_TASK PROMPT_
Collect all lines below with the string "Price".

_INFORMATION SUPPLIED_
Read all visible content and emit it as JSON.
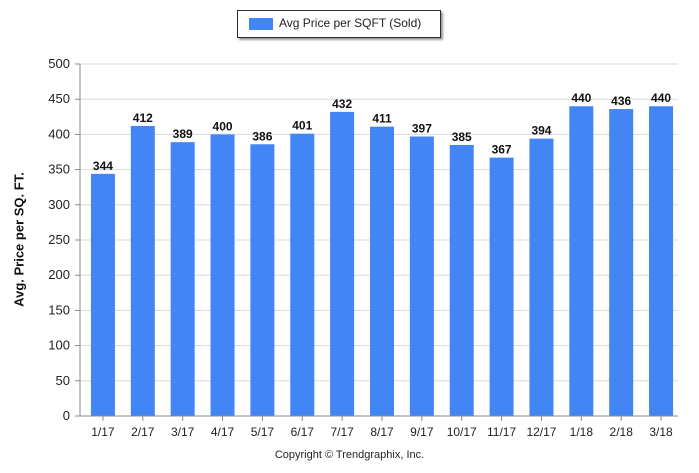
{
  "chart_data": {
    "type": "bar",
    "categories": [
      "1/17",
      "2/17",
      "3/17",
      "4/17",
      "5/17",
      "6/17",
      "7/17",
      "8/17",
      "9/17",
      "10/17",
      "11/17",
      "12/17",
      "1/18",
      "2/18",
      "3/18"
    ],
    "series": [
      {
        "name": "Avg Price per SQFT (Sold)",
        "values": [
          344,
          412,
          389,
          400,
          386,
          401,
          432,
          411,
          397,
          385,
          367,
          394,
          440,
          436,
          440
        ],
        "color": "#4285f4"
      }
    ],
    "ylabel": "Avg. Price per SQ. FT.",
    "xlabel": "",
    "ylim": [
      0,
      500
    ],
    "yticks": [
      0,
      50,
      100,
      150,
      200,
      250,
      300,
      350,
      400,
      450,
      500
    ],
    "grid": true,
    "legend": "top-center",
    "data_labels": true
  },
  "footer": {
    "copyright": "Copyright © Trendgraphix, Inc."
  }
}
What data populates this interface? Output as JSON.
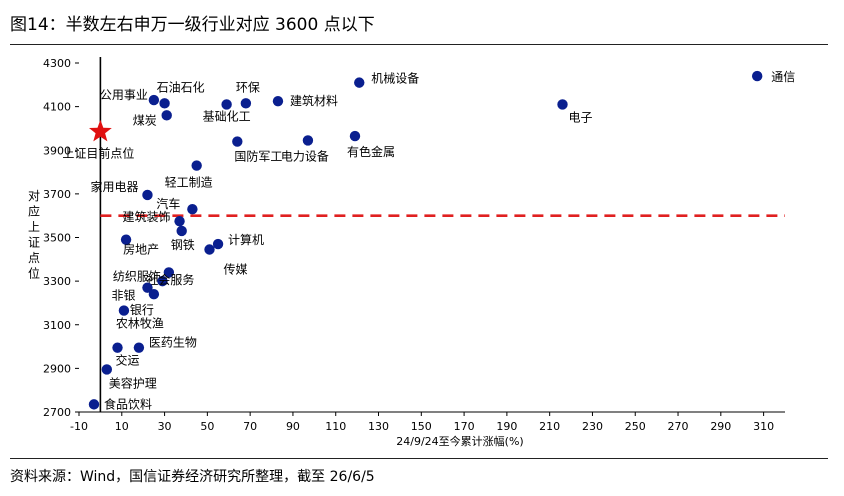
{
  "title": "图14：半数左右申万一级行业对应 3600 点以下",
  "source": "资料来源：Wind，国信证券经济研究所整理，截至 26/6/5",
  "colors": {
    "dot": "#0a1f8f",
    "threshold": "#e02020",
    "star": "#e01010",
    "star_label": "#c00000"
  },
  "chart_data": {
    "type": "scatter",
    "xlabel": "24/9/24至今累计涨幅(%)",
    "ylabel": "对应上证点位",
    "xlim": [
      -10,
      320
    ],
    "ylim": [
      2700,
      4300
    ],
    "xticks": [
      "-10",
      "10",
      "30",
      "50",
      "70",
      "90",
      "110",
      "130",
      "150",
      "170",
      "190",
      "210",
      "230",
      "250",
      "270",
      "290",
      "310"
    ],
    "yticks": [
      "2700",
      "2900",
      "3100",
      "3300",
      "3500",
      "3700",
      "3900",
      "4100",
      "4300"
    ],
    "threshold": 3600,
    "current": {
      "x": 0,
      "y": 3985,
      "label": "上证目前点位"
    },
    "points": [
      {
        "name": "通信",
        "x": 307,
        "y": 4240
      },
      {
        "name": "机械设备",
        "x": 121,
        "y": 4210
      },
      {
        "name": "石油石化",
        "x": 30,
        "y": 4115
      },
      {
        "name": "公用事业",
        "x": 25,
        "y": 4130
      },
      {
        "name": "环保",
        "x": 68,
        "y": 4115
      },
      {
        "name": "建筑材料",
        "x": 83,
        "y": 4125
      },
      {
        "name": "基础化工",
        "x": 59,
        "y": 4110
      },
      {
        "name": "电子",
        "x": 216,
        "y": 4110
      },
      {
        "name": "煤炭",
        "x": 31,
        "y": 4060
      },
      {
        "name": "国防军工",
        "x": 64,
        "y": 3940
      },
      {
        "name": "电力设备",
        "x": 97,
        "y": 3945
      },
      {
        "name": "有色金属",
        "x": 119,
        "y": 3965
      },
      {
        "name": "轻工制造",
        "x": 45,
        "y": 3830
      },
      {
        "name": "家用电器",
        "x": 22,
        "y": 3695
      },
      {
        "name": "汽车",
        "x": 43,
        "y": 3630
      },
      {
        "name": "建筑装饰",
        "x": 37,
        "y": 3575
      },
      {
        "name": "钢铁",
        "x": 38,
        "y": 3530
      },
      {
        "name": "房地产",
        "x": 12,
        "y": 3490
      },
      {
        "name": "计算机",
        "x": 55,
        "y": 3470
      },
      {
        "name": "传媒",
        "x": 51,
        "y": 3445
      },
      {
        "name": "纺织服饰",
        "x": 32,
        "y": 3340
      },
      {
        "name": "社会服务",
        "x": 29,
        "y": 3300
      },
      {
        "name": "非银",
        "x": 22,
        "y": 3270
      },
      {
        "name": "银行",
        "x": 25,
        "y": 3240
      },
      {
        "name": "农林牧渔",
        "x": 11,
        "y": 3165
      },
      {
        "name": "医药生物",
        "x": 18,
        "y": 2995
      },
      {
        "name": "交运",
        "x": 8,
        "y": 2995
      },
      {
        "name": "美容护理",
        "x": 3,
        "y": 2895
      },
      {
        "name": "食品饮料",
        "x": -3,
        "y": 2735
      }
    ]
  }
}
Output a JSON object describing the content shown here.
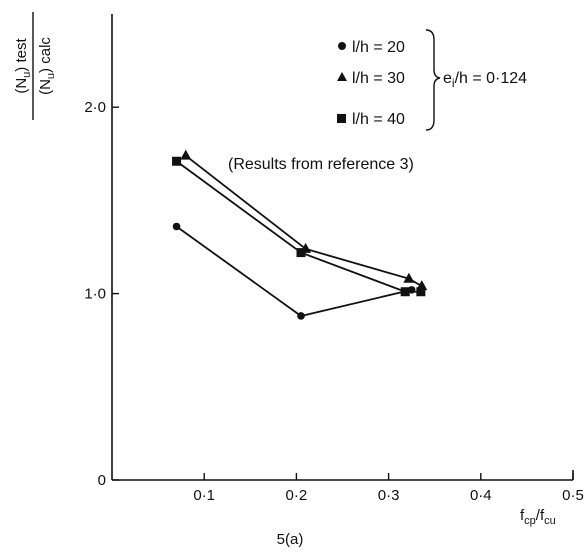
{
  "chart_data": {
    "type": "line",
    "xlabel_main": "f",
    "xlabel_sub1": "cp",
    "xlabel_sep": "/f",
    "xlabel_sub2": "cu",
    "ylabel_num_main": "(N",
    "ylabel_num_sub": "u",
    "ylabel_num_tail": ") test",
    "ylabel_den_main": "(N",
    "ylabel_den_sub": "u",
    "ylabel_den_tail": ") calc",
    "xlim": [
      0,
      0.5
    ],
    "ylim": [
      0,
      2.5
    ],
    "x_ticks": [
      {
        "value": 0.1,
        "label": "0·1"
      },
      {
        "value": 0.2,
        "label": "0·2"
      },
      {
        "value": 0.3,
        "label": "0·3"
      },
      {
        "value": 0.4,
        "label": "0·4"
      },
      {
        "value": 0.5,
        "label": "0·5"
      }
    ],
    "y_ticks": [
      {
        "value": 0,
        "label": "0"
      },
      {
        "value": 1.0,
        "label": "1·0"
      },
      {
        "value": 2.0,
        "label": "2·0"
      }
    ],
    "series": [
      {
        "name": "l/h = 20",
        "marker": "circle",
        "points": [
          [
            0.07,
            1.36
          ],
          [
            0.205,
            0.88
          ],
          [
            0.325,
            1.02
          ]
        ]
      },
      {
        "name": "l/h = 30",
        "marker": "triangle",
        "points": [
          [
            0.08,
            1.74
          ],
          [
            0.21,
            1.24
          ],
          [
            0.322,
            1.08
          ],
          [
            0.336,
            1.04
          ]
        ]
      },
      {
        "name": "l/h = 40",
        "marker": "square",
        "points": [
          [
            0.07,
            1.71
          ],
          [
            0.205,
            1.22
          ],
          [
            0.318,
            1.01
          ],
          [
            0.335,
            1.01
          ]
        ]
      }
    ],
    "legend_labels": [
      "l/h = 20",
      "l/h = 30",
      "l/h = 40"
    ],
    "legend_brace_label_main": "e",
    "legend_brace_label_sub": "i",
    "legend_brace_label_tail": "/h = 0·124",
    "annotation": "(Results from reference 3)",
    "caption": "5(a)",
    "colors": {
      "ink": "#111111",
      "background": "#ffffff"
    }
  }
}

_THE REPLY_
        "name": "Avg Price per SQFT (Sold)",
    "ylabel": "Avg. Price per SQ. FT.",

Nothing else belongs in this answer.